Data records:
----------
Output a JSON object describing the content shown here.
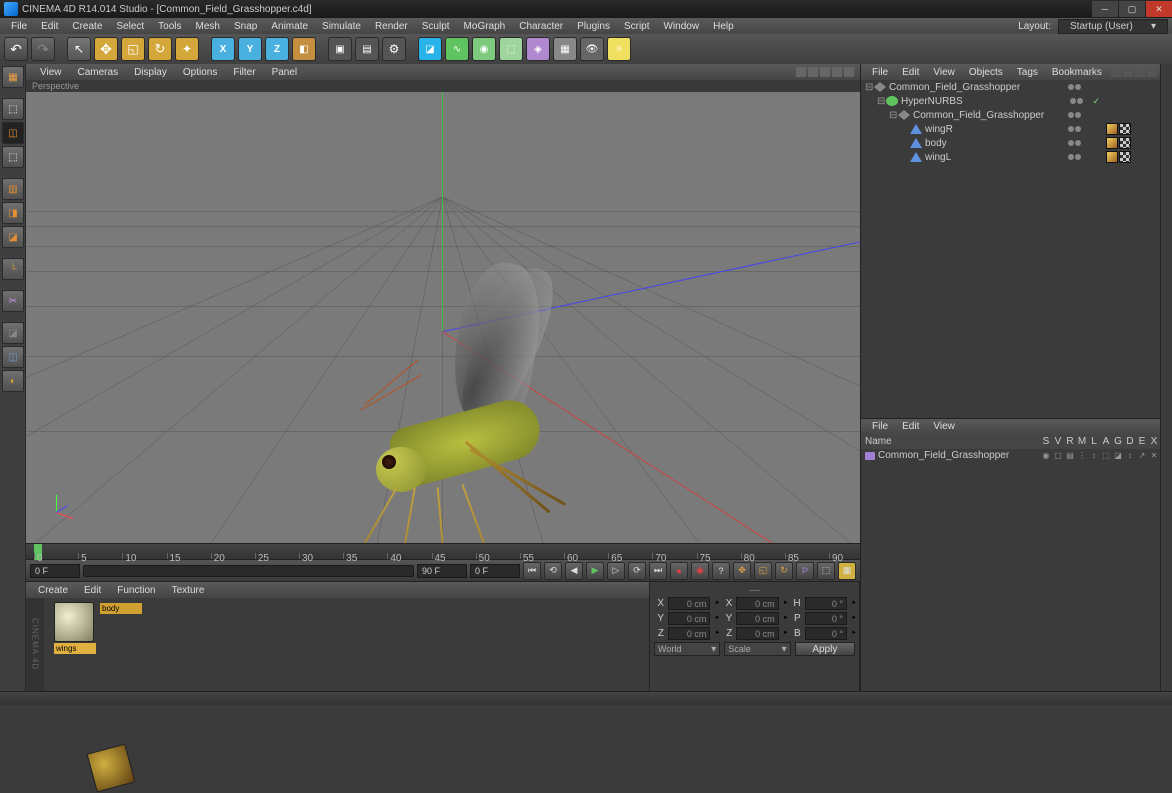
{
  "title": "CINEMA 4D R14.014 Studio - [Common_Field_Grasshopper.c4d]",
  "menu": [
    "File",
    "Edit",
    "Create",
    "Select",
    "Tools",
    "Mesh",
    "Snap",
    "Animate",
    "Simulate",
    "Render",
    "Sculpt",
    "MoGraph",
    "Character",
    "Plugins",
    "Script",
    "Window",
    "Help"
  ],
  "layout": {
    "label": "Layout:",
    "value": "Startup (User)"
  },
  "viewMenu": [
    "View",
    "Cameras",
    "Display",
    "Options",
    "Filter",
    "Panel"
  ],
  "viewLabel": "Perspective",
  "timeline": {
    "ticks": [
      0,
      5,
      10,
      15,
      20,
      25,
      30,
      35,
      40,
      45,
      50,
      55,
      60,
      65,
      70,
      75,
      80,
      85,
      90
    ],
    "frameStart": "0 F",
    "frameEnd": "90 F",
    "frameStart2": "0 F",
    "frameEnd2": "90 F"
  },
  "materials": {
    "menu": [
      "Create",
      "Edit",
      "Function",
      "Texture"
    ],
    "items": [
      {
        "name": "wings",
        "cls": "wings",
        "sel": true
      },
      {
        "name": "body",
        "cls": "body",
        "sel": false
      }
    ],
    "brand": "CINEMA 4D"
  },
  "coord": {
    "rows": [
      {
        "l": "X",
        "v": "0 cm",
        "l2": "X",
        "v2": "0 cm",
        "l3": "H",
        "v3": "0 °"
      },
      {
        "l": "Y",
        "v": "0 cm",
        "l2": "Y",
        "v2": "0 cm",
        "l3": "P",
        "v3": "0 °"
      },
      {
        "l": "Z",
        "v": "0 cm",
        "l2": "Z",
        "v2": "0 cm",
        "l3": "B",
        "v3": "0 °"
      }
    ],
    "mode1": "World",
    "mode2": "Scale",
    "apply": "Apply"
  },
  "objPanel": {
    "menu": [
      "File",
      "Edit",
      "View",
      "Objects",
      "Tags",
      "Bookmarks"
    ],
    "tree": [
      {
        "indent": 0,
        "toggle": "⊟",
        "icon": "oi-null",
        "name": "Common_Field_Grasshopper",
        "dots": true,
        "chk": false,
        "tags": []
      },
      {
        "indent": 1,
        "toggle": "⊟",
        "icon": "oi-hn",
        "name": "HyperNURBS",
        "dots": true,
        "chk": true,
        "tags": []
      },
      {
        "indent": 2,
        "toggle": "⊟",
        "icon": "oi-null",
        "name": "Common_Field_Grasshopper",
        "dots": true,
        "chk": false,
        "tags": []
      },
      {
        "indent": 3,
        "toggle": "",
        "icon": "oi-poly",
        "name": "wingR",
        "dots": true,
        "chk": false,
        "tags": [
          "ph",
          "tex"
        ]
      },
      {
        "indent": 3,
        "toggle": "",
        "icon": "oi-poly",
        "name": "body",
        "dots": true,
        "chk": false,
        "tags": [
          "ph",
          "tex"
        ]
      },
      {
        "indent": 3,
        "toggle": "",
        "icon": "oi-poly",
        "name": "wingL",
        "dots": true,
        "chk": false,
        "tags": [
          "ph",
          "tex"
        ]
      }
    ]
  },
  "attrPanel": {
    "menu": [
      "File",
      "Edit",
      "View"
    ],
    "nameHdr": "Name",
    "cols": [
      "S",
      "V",
      "R",
      "M",
      "L",
      "A",
      "G",
      "D",
      "E",
      "X"
    ],
    "take": "Common_Field_Grasshopper"
  }
}
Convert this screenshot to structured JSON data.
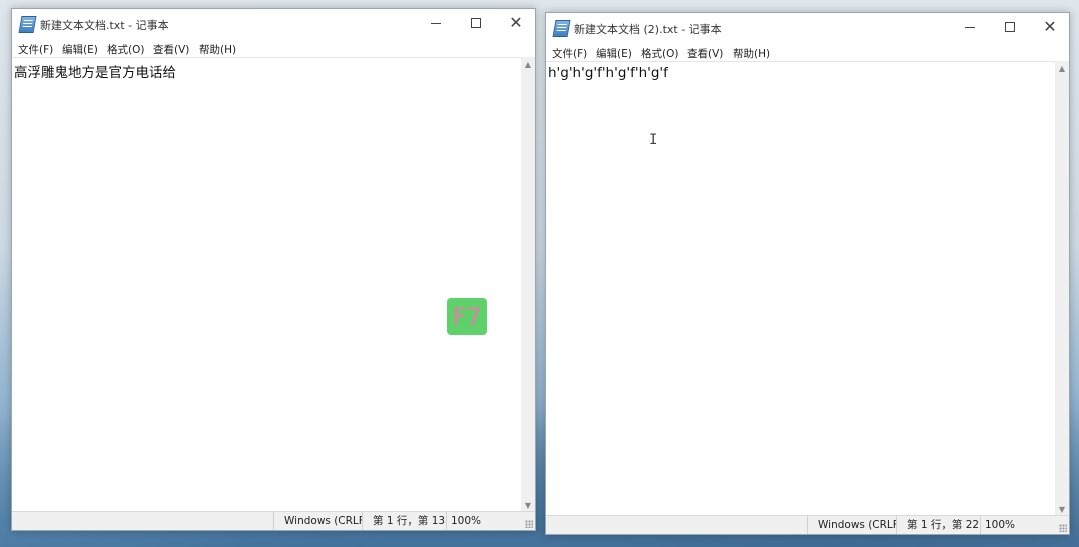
{
  "window_left": {
    "title": "新建文本文档.txt - 记事本",
    "menu": [
      "文件(F)",
      "编辑(E)",
      "格式(O)",
      "查看(V)",
      "帮助(H)"
    ],
    "content": "高浮雕鬼地方是官方电话给",
    "status": {
      "encoding": "Windows (CRLF",
      "position": "第 1 行，第 13",
      "zoom": "100%"
    }
  },
  "window_right": {
    "title": "新建文本文档 (2).txt - 记事本",
    "menu": [
      "文件(F)",
      "编辑(E)",
      "格式(O)",
      "查看(V)",
      "帮助(H)"
    ],
    "content": "h'g'h'g'f'h'g'f'h'g'f",
    "status": {
      "encoding": "Windows (CRLF",
      "position": "第 1 行，第 22",
      "zoom": "100%"
    }
  },
  "overlay": {
    "key_badge": "F7",
    "key_badge_color": "#5fd16a",
    "key_text_color": "#e879a8"
  },
  "icons": {
    "minimize": "minimize-icon",
    "maximize": "maximize-icon",
    "close": "close-icon"
  }
}
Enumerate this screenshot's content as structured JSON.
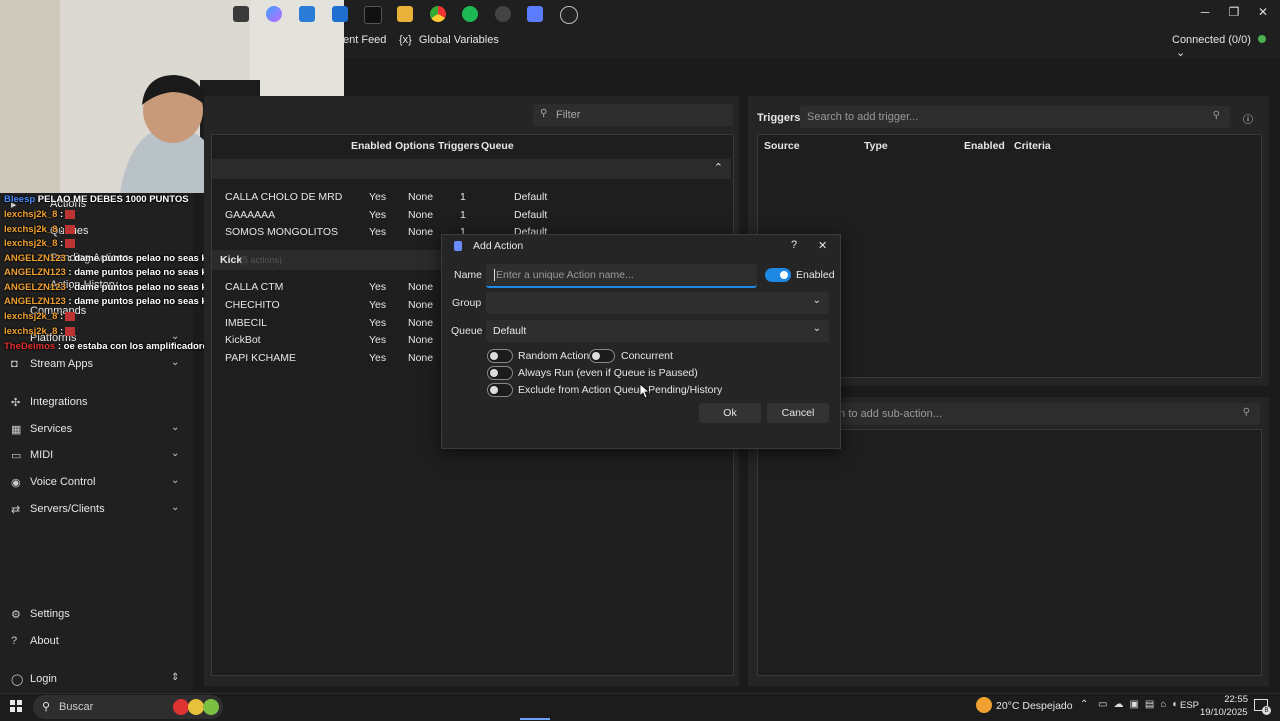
{
  "window": {
    "nav_event_feed": "ent Feed",
    "nav_global_variables": "Global Variables",
    "global_vars_icon": "{x}",
    "connection_status": "Connected (0/0)",
    "status_color": "#4caf50",
    "win_minimize": "─",
    "win_maximize": "❐",
    "win_close": "✕"
  },
  "sidebar": {
    "items": [
      {
        "label": "Actions",
        "icon": "actions-icon"
      },
      {
        "label": "Queues",
        "icon": "queues-icon"
      },
      {
        "label": "Pending Actions",
        "icon": "pending-icon"
      },
      {
        "label": "Action History",
        "icon": "history-icon"
      },
      {
        "label": "Commands",
        "icon": "commands-icon"
      },
      {
        "label": "Platforms",
        "icon": "platforms-icon"
      },
      {
        "label": "Stream Apps",
        "icon": "stream-apps-icon"
      },
      {
        "label": "Integrations",
        "icon": "integrations-icon"
      },
      {
        "label": "Services",
        "icon": "services-icon"
      },
      {
        "label": "MIDI",
        "icon": "midi-icon"
      },
      {
        "label": "Voice Control",
        "icon": "voice-icon"
      },
      {
        "label": "Servers/Clients",
        "icon": "servers-icon"
      }
    ],
    "settings": "Settings",
    "about": "About",
    "login": "Login"
  },
  "chat": [
    {
      "user": "Bleesp",
      "msg": "PELAO ME DEBES 1000 PUNTOS",
      "color": "blue"
    },
    {
      "user": "lexchsj2k_8",
      "msg": ":",
      "color": "orange"
    },
    {
      "user": "lexchsj2k_8",
      "msg": ":",
      "color": "orange"
    },
    {
      "user": "lexchsj2k_8",
      "msg": ":",
      "color": "orange"
    },
    {
      "user": "ANGELZN123",
      "msg": ": dame puntos pelao no seas kgon",
      "color": "orange"
    },
    {
      "user": "ANGELZN123",
      "msg": ": dame puntos pelao no seas kgon",
      "color": "orange"
    },
    {
      "user": "ANGELZN123",
      "msg": ": dame puntos pelao no seas kgon",
      "color": "orange"
    },
    {
      "user": "ANGELZN123",
      "msg": ": dame puntos pelao no seas kgon",
      "color": "orange"
    },
    {
      "user": "lexchsj2k_8",
      "msg": ":",
      "color": "orange"
    },
    {
      "user": "lexchsj2k_8",
      "msg": ":",
      "color": "orange"
    },
    {
      "user": "TheDeimos",
      "msg": ": oe estaba con los amplificadores",
      "color": "red"
    }
  ],
  "actions": {
    "filter_placeholder": "Filter",
    "columns": [
      "Enabled",
      "Options",
      "Triggers",
      "Queue"
    ],
    "rows_top": [
      {
        "name": "CALLA CHOLO DE MRD",
        "enabled": "Yes",
        "options": "None",
        "triggers": "1",
        "queue": "Default"
      },
      {
        "name": "GAAAAAA",
        "enabled": "Yes",
        "options": "None",
        "triggers": "1",
        "queue": "Default"
      },
      {
        "name": "SOMOS MONGOLITOS",
        "enabled": "Yes",
        "options": "None",
        "triggers": "1",
        "queue": "Default"
      }
    ],
    "group_kick": "Kick",
    "group_kick_count": "(5 actions)",
    "rows_kick": [
      {
        "name": "CALLA CTM",
        "enabled": "Yes",
        "options": "None"
      },
      {
        "name": "CHECHITO",
        "enabled": "Yes",
        "options": "None"
      },
      {
        "name": "IMBECIL",
        "enabled": "Yes",
        "options": "None"
      },
      {
        "name": "KickBot",
        "enabled": "Yes",
        "options": "None"
      },
      {
        "name": "PAPI KCHAME",
        "enabled": "Yes",
        "options": "None"
      }
    ]
  },
  "triggers": {
    "title": "Triggers",
    "search_placeholder": "Search to add trigger...",
    "columns": [
      "Source",
      "Type",
      "Enabled",
      "Criteria"
    ]
  },
  "subactions": {
    "search_placeholder": "rch to add sub-action..."
  },
  "dialog": {
    "title": "Add Action",
    "help": "?",
    "close": "✕",
    "name_label": "Name",
    "name_placeholder": "Enter a unique Action name...",
    "enabled_label": "Enabled",
    "group_label": "Group",
    "queue_label": "Queue",
    "queue_value": "Default",
    "random_action": "Random Action",
    "concurrent": "Concurrent",
    "always_run": "Always Run (even if Queue is Paused)",
    "exclude": "Exclude from Action Queue Pending/History",
    "ok": "Ok",
    "cancel": "Cancel"
  },
  "taskbar": {
    "search": "Buscar",
    "weather": "20°C Despejado",
    "lang": "ESP",
    "time": "22:55",
    "date": "19/10/2025",
    "notif_count": "8"
  }
}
----------
_Goal_: Pull out every line above that holds the word "CALLA".

_Correct answer_:
        "name": "CALLA CHOLO DE MRD",
        "name": "CALLA CTM",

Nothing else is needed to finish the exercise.